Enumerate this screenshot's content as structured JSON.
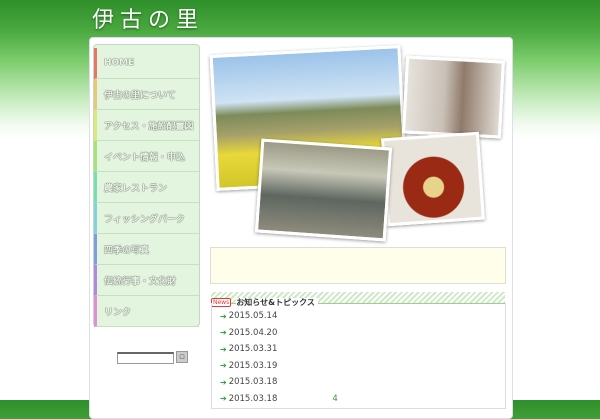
{
  "header": {
    "logo": "伊古の里"
  },
  "nav": {
    "items": [
      {
        "label": "HOME",
        "color": "#e2776a"
      },
      {
        "label": "伊古の里について",
        "color": "#e6c878"
      },
      {
        "label": "アクセス・施設配置図",
        "color": "#dbe87a"
      },
      {
        "label": "イベント情報・申込",
        "color": "#a6e27a"
      },
      {
        "label": "農家レストラン",
        "color": "#79dcb9"
      },
      {
        "label": "フィッシングパーク",
        "color": "#86cfe0"
      },
      {
        "label": "四季の写真",
        "color": "#7f9ee0"
      },
      {
        "label": "伝統行事・文化財",
        "color": "#b287e0"
      },
      {
        "label": "リンク",
        "color": "#e08ed8"
      }
    ]
  },
  "search": {
    "value": "",
    "button": "□"
  },
  "news": {
    "badge": "News",
    "title": "お知らせ&トピックス",
    "items": [
      {
        "date": "2015.05.14",
        "extra": ""
      },
      {
        "date": "2015.04.20",
        "extra": ""
      },
      {
        "date": "2015.03.31",
        "extra": ""
      },
      {
        "date": "2015.03.19",
        "extra": ""
      },
      {
        "date": "2015.03.18",
        "extra": ""
      },
      {
        "date": "2015.03.18",
        "extra": "4"
      }
    ]
  }
}
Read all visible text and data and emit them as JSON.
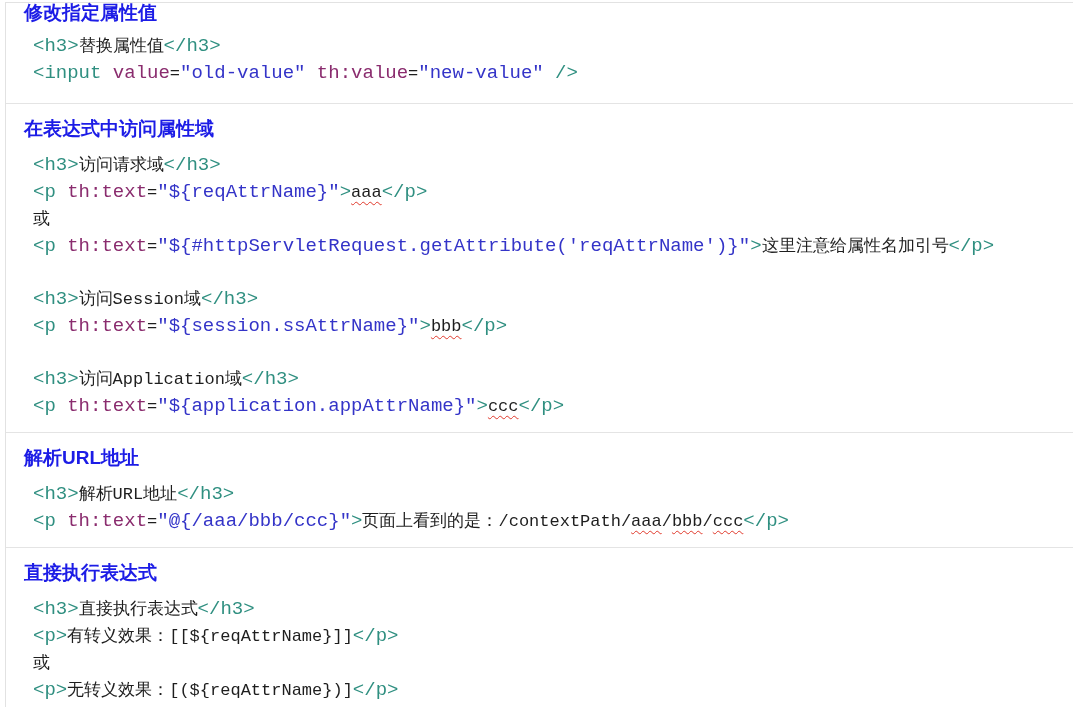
{
  "sections": [
    {
      "heading": "修改指定属性值",
      "blocks": [
        [
          [
            {
              "kind": "tag",
              "text": "<h3>"
            },
            {
              "kind": "text",
              "text": "替换属性值"
            },
            {
              "kind": "tag",
              "text": "</h3>"
            }
          ],
          [
            {
              "kind": "tag",
              "text": "<input"
            },
            {
              "kind": "attr",
              "text": " value"
            },
            {
              "kind": "text",
              "text": "="
            },
            {
              "kind": "string",
              "text": "\"old-value\""
            },
            {
              "kind": "attr",
              "text": " th:value"
            },
            {
              "kind": "text",
              "text": "="
            },
            {
              "kind": "string",
              "text": "\"new-value\""
            },
            {
              "kind": "tag",
              "text": " />"
            }
          ]
        ]
      ]
    },
    {
      "heading": "在表达式中访问属性域",
      "blocks": [
        [
          [
            {
              "kind": "tag",
              "text": "<h3>"
            },
            {
              "kind": "text",
              "text": "访问请求域"
            },
            {
              "kind": "tag",
              "text": "</h3>"
            }
          ],
          [
            {
              "kind": "tag",
              "text": "<p"
            },
            {
              "kind": "attr",
              "text": " th:text"
            },
            {
              "kind": "text",
              "text": "="
            },
            {
              "kind": "string",
              "text": "\"${reqAttrName}\""
            },
            {
              "kind": "tag",
              "text": ">"
            },
            {
              "kind": "text",
              "text": "aaa",
              "misspelled": true
            },
            {
              "kind": "tag",
              "text": "</p>"
            }
          ],
          [
            {
              "kind": "text",
              "text": "或"
            }
          ],
          [
            {
              "kind": "tag",
              "text": "<p"
            },
            {
              "kind": "attr",
              "text": " th:text"
            },
            {
              "kind": "text",
              "text": "="
            },
            {
              "kind": "string",
              "text": "\"${#httpServletRequest.getAttribute('reqAttrName')}\""
            },
            {
              "kind": "tag",
              "text": ">"
            },
            {
              "kind": "text",
              "text": "这里注意给属性名加引号"
            },
            {
              "kind": "tag",
              "text": "</p>"
            }
          ]
        ],
        [
          [
            {
              "kind": "tag",
              "text": "<h3>"
            },
            {
              "kind": "text",
              "text": "访问Session域"
            },
            {
              "kind": "tag",
              "text": "</h3>"
            }
          ],
          [
            {
              "kind": "tag",
              "text": "<p"
            },
            {
              "kind": "attr",
              "text": " th:text"
            },
            {
              "kind": "text",
              "text": "="
            },
            {
              "kind": "string",
              "text": "\"${session.ssAttrName}\""
            },
            {
              "kind": "tag",
              "text": ">"
            },
            {
              "kind": "text",
              "text": "bbb",
              "misspelled": true
            },
            {
              "kind": "tag",
              "text": "</p>"
            }
          ]
        ],
        [
          [
            {
              "kind": "tag",
              "text": "<h3>"
            },
            {
              "kind": "text",
              "text": "访问Application域"
            },
            {
              "kind": "tag",
              "text": "</h3>"
            }
          ],
          [
            {
              "kind": "tag",
              "text": "<p"
            },
            {
              "kind": "attr",
              "text": " th:text"
            },
            {
              "kind": "text",
              "text": "="
            },
            {
              "kind": "string",
              "text": "\"${application.appAttrName}\""
            },
            {
              "kind": "tag",
              "text": ">"
            },
            {
              "kind": "text",
              "text": "ccc",
              "misspelled": true
            },
            {
              "kind": "tag",
              "text": "</p>"
            }
          ]
        ]
      ]
    },
    {
      "heading": "解析URL地址",
      "blocks": [
        [
          [
            {
              "kind": "tag",
              "text": "<h3>"
            },
            {
              "kind": "text",
              "text": "解析URL地址"
            },
            {
              "kind": "tag",
              "text": "</h3>"
            }
          ],
          [
            {
              "kind": "tag",
              "text": "<p"
            },
            {
              "kind": "attr",
              "text": " th:text"
            },
            {
              "kind": "text",
              "text": "="
            },
            {
              "kind": "string",
              "text": "\"@{/aaa/bbb/ccc}\""
            },
            {
              "kind": "tag",
              "text": ">"
            },
            {
              "kind": "text",
              "text": "页面上看到的是：/contextPath/"
            },
            {
              "kind": "text",
              "text": "aaa",
              "misspelled": true
            },
            {
              "kind": "text",
              "text": "/"
            },
            {
              "kind": "text",
              "text": "bbb",
              "misspelled": true
            },
            {
              "kind": "text",
              "text": "/"
            },
            {
              "kind": "text",
              "text": "ccc",
              "misspelled": true
            },
            {
              "kind": "tag",
              "text": "</p>"
            }
          ]
        ]
      ]
    },
    {
      "heading": "直接执行表达式",
      "blocks": [
        [
          [
            {
              "kind": "tag",
              "text": "<h3>"
            },
            {
              "kind": "text",
              "text": "直接执行表达式"
            },
            {
              "kind": "tag",
              "text": "</h3>"
            }
          ],
          [
            {
              "kind": "tag",
              "text": "<p>"
            },
            {
              "kind": "text",
              "text": "有转义效果：[[${reqAttrName}]]"
            },
            {
              "kind": "tag",
              "text": "</p>"
            }
          ],
          [
            {
              "kind": "text",
              "text": "或"
            }
          ],
          [
            {
              "kind": "tag",
              "text": "<p>"
            },
            {
              "kind": "text",
              "text": "无转义效果：[(${reqAttrName})]"
            },
            {
              "kind": "tag",
              "text": "</p>"
            }
          ]
        ]
      ]
    }
  ]
}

──────────────────────────────

> _Do this_
Return each line among the entries that holds the word "reqAttrName".

> _The answer_
              "text": "\"${reqAttrName}\""
              "text": "\"${#httpServletRequest.getAttribute('reqAttrName')}\""
              "text": "有转义效果：[[${reqAttrName}]]"
              "text": "无转义效果：[(${reqAttrName})]"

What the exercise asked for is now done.